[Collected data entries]

— START —

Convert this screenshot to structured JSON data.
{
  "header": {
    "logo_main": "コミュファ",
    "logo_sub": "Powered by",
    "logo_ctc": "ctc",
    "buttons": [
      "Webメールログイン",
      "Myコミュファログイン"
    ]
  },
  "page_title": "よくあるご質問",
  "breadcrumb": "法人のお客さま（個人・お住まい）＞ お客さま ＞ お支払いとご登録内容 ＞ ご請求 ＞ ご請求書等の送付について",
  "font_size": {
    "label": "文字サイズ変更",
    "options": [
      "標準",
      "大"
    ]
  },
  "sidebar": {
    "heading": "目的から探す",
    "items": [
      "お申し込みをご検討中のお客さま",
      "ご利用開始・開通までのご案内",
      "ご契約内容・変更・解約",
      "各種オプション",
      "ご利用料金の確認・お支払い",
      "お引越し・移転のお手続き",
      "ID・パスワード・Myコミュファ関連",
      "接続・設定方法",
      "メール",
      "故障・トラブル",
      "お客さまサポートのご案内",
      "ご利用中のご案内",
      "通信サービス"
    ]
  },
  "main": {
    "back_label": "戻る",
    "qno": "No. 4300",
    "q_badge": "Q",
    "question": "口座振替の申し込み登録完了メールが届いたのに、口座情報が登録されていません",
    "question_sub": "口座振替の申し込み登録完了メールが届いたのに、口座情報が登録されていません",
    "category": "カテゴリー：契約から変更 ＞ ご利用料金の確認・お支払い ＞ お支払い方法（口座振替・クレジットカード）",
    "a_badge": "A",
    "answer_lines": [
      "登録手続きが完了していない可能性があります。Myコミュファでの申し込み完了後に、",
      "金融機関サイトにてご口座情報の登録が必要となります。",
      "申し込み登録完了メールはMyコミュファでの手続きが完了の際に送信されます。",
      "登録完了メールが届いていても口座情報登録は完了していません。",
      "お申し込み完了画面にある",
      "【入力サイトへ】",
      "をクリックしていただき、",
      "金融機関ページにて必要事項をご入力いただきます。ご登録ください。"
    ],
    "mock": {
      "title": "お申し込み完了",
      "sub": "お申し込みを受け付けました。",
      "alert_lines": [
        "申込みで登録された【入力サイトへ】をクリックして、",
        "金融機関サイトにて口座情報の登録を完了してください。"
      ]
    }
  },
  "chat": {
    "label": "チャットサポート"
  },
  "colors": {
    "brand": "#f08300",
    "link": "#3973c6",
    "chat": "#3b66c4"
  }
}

— END —

* _WHAT THE TASK REQUIRES_:
Reproduce the complete set of lines precisely as supplied.

* _OUTPUT OF THE EXERCISE_:
Convert this screenshot to structured JSON data.
{
  "header": {
    "logo_main": "コミュファ",
    "logo_sub": "Powered by",
    "logo_ctc": "ctc",
    "buttons": [
      "Webメールログイン",
      "Myコミュファログイン"
    ]
  },
  "page_title": "よくあるご質問",
  "breadcrumb": "法人のお客さま（個人・お住まい）＞ お客さま ＞ お支払いとご登録内容 ＞ ご請求 ＞ ご請求書等の送付について",
  "font_size": {
    "label": "文字サイズ変更",
    "options": [
      "標準",
      "大"
    ]
  },
  "sidebar": {
    "heading": "目的から探す",
    "items": [
      "お申し込みをご検討中のお客さま",
      "ご利用開始・開通までのご案内",
      "ご契約内容・変更・解約",
      "各種オプション",
      "ご利用料金の確認・お支払い",
      "お引越し・移転のお手続き",
      "ID・パスワード・Myコミュファ関連",
      "接続・設定方法",
      "メール",
      "故障・トラブル",
      "お客さまサポートのご案内",
      "ご利用中のご案内",
      "通信サービス"
    ]
  },
  "main": {
    "back_label": "戻る",
    "qno": "No. 4300",
    "q_badge": "Q",
    "question": "口座振替の申し込み登録完了メールが届いたのに、口座情報が登録されていません",
    "question_sub": "口座振替の申し込み登録完了メールが届いたのに、口座情報が登録されていません",
    "category": "カテゴリー：契約から変更 ＞ ご利用料金の確認・お支払い ＞ お支払い方法（口座振替・クレジットカード）",
    "a_badge": "A",
    "answer_lines": [
      "登録手続きが完了していない可能性があります。Myコミュファでの申し込み完了後に、",
      "金融機関サイトにてご口座情報の登録が必要となります。",
      "申し込み登録完了メールはMyコミュファでの手続きが完了の際に送信されます。",
      "登録完了メールが届いていても口座情報登録は完了していません。",
      "お申し込み完了画面にある",
      "【入力サイトへ】",
      "をクリックしていただき、",
      "金融機関ページにて必要事項をご入力いただきます。ご登録ください。"
    ],
    "mock": {
      "title": "お申し込み完了",
      "sub": "お申し込みを受け付けました。",
      "alert_lines": [
        "申込みで登録された【入力サイトへ】をクリックして、",
        "金融機関サイトにて口座情報の登録を完了してください。"
      ]
    }
  },
  "chat": {
    "label": "チャットサポート"
  },
  "colors": {
    "brand": "#f08300",
    "link": "#3973c6",
    "chat": "#3b66c4"
  }
}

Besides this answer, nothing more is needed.